__Exercise instructions__. Verbatim output of all the material below is required.

__Provided information__.

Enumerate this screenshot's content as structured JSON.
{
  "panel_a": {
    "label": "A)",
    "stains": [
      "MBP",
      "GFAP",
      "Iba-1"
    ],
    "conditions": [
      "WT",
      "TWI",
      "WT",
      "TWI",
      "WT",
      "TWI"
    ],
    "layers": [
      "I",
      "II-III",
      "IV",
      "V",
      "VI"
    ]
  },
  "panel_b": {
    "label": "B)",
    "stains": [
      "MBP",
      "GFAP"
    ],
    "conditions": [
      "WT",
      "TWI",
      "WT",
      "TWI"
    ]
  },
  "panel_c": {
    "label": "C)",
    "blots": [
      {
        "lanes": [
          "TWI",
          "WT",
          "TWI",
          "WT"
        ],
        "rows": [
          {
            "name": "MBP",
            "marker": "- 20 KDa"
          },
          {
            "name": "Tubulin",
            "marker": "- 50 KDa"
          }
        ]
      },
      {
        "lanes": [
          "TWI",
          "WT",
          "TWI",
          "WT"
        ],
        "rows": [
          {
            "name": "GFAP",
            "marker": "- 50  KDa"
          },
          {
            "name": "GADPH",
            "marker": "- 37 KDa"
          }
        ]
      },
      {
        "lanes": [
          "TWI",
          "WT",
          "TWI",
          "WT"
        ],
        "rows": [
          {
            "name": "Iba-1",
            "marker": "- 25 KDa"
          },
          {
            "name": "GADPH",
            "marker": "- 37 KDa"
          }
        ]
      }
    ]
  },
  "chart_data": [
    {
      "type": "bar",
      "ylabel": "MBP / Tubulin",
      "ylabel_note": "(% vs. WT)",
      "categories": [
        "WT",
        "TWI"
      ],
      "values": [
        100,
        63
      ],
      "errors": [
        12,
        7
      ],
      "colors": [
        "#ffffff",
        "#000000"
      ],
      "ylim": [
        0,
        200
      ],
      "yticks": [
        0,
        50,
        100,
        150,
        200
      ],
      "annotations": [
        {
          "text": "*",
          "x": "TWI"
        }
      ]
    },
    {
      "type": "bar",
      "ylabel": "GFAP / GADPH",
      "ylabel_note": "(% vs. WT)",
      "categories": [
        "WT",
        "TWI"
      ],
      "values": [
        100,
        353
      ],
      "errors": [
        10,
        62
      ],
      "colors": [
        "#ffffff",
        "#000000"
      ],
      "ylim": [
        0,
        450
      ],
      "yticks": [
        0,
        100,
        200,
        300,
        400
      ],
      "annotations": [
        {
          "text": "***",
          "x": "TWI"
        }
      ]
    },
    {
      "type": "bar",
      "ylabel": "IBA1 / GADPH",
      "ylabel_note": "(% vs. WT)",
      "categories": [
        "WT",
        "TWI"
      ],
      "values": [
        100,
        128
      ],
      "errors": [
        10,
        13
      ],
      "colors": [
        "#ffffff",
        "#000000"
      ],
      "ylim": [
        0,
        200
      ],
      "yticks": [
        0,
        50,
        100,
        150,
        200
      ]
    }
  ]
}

__The response__.
Enumerate this screenshot's content as structured JSON.
{
  "panel_a": {
    "label": "A)",
    "stains": [
      "MBP",
      "GFAP",
      "Iba-1"
    ],
    "conditions": [
      "WT",
      "TWI",
      "WT",
      "TWI",
      "WT",
      "TWI"
    ],
    "layers": [
      "I",
      "II-III",
      "IV",
      "V",
      "VI"
    ]
  },
  "panel_b": {
    "label": "B)",
    "stains": [
      "MBP",
      "GFAP"
    ],
    "conditions": [
      "WT",
      "TWI",
      "WT",
      "TWI"
    ]
  },
  "panel_c": {
    "label": "C)",
    "blots": [
      {
        "lanes": [
          "TWI",
          "WT",
          "TWI",
          "WT"
        ],
        "rows": [
          {
            "name": "MBP",
            "marker": "- 20 KDa"
          },
          {
            "name": "Tubulin",
            "marker": "- 50 KDa"
          }
        ]
      },
      {
        "lanes": [
          "TWI",
          "WT",
          "TWI",
          "WT"
        ],
        "rows": [
          {
            "name": "GFAP",
            "marker": "- 50  KDa"
          },
          {
            "name": "GADPH",
            "marker": "- 37 KDa"
          }
        ]
      },
      {
        "lanes": [
          "TWI",
          "WT",
          "TWI",
          "WT"
        ],
        "rows": [
          {
            "name": "Iba-1",
            "marker": "- 25 KDa"
          },
          {
            "name": "GADPH",
            "marker": "- 37 KDa"
          }
        ]
      }
    ]
  },
  "chart_data": [
    {
      "type": "bar",
      "ylabel": "MBP / Tubulin",
      "ylabel_note": "(% vs. WT)",
      "categories": [
        "WT",
        "TWI"
      ],
      "values": [
        100,
        63
      ],
      "errors": [
        12,
        7
      ],
      "colors": [
        "#ffffff",
        "#000000"
      ],
      "ylim": [
        0,
        200
      ],
      "yticks": [
        0,
        50,
        100,
        150,
        200
      ],
      "annotations": [
        {
          "text": "*",
          "x": "TWI"
        }
      ]
    },
    {
      "type": "bar",
      "ylabel": "GFAP / GADPH",
      "ylabel_note": "(% vs. WT)",
      "categories": [
        "WT",
        "TWI"
      ],
      "values": [
        100,
        353
      ],
      "errors": [
        10,
        62
      ],
      "colors": [
        "#ffffff",
        "#000000"
      ],
      "ylim": [
        0,
        450
      ],
      "yticks": [
        0,
        100,
        200,
        300,
        400
      ],
      "annotations": [
        {
          "text": "***",
          "x": "TWI"
        }
      ]
    },
    {
      "type": "bar",
      "ylabel": "IBA1 / GADPH",
      "ylabel_note": "(% vs. WT)",
      "categories": [
        "WT",
        "TWI"
      ],
      "values": [
        100,
        128
      ],
      "errors": [
        10,
        13
      ],
      "colors": [
        "#ffffff",
        "#000000"
      ],
      "ylim": [
        0,
        200
      ],
      "yticks": [
        0,
        50,
        100,
        150,
        200
      ]
    }
  ]
}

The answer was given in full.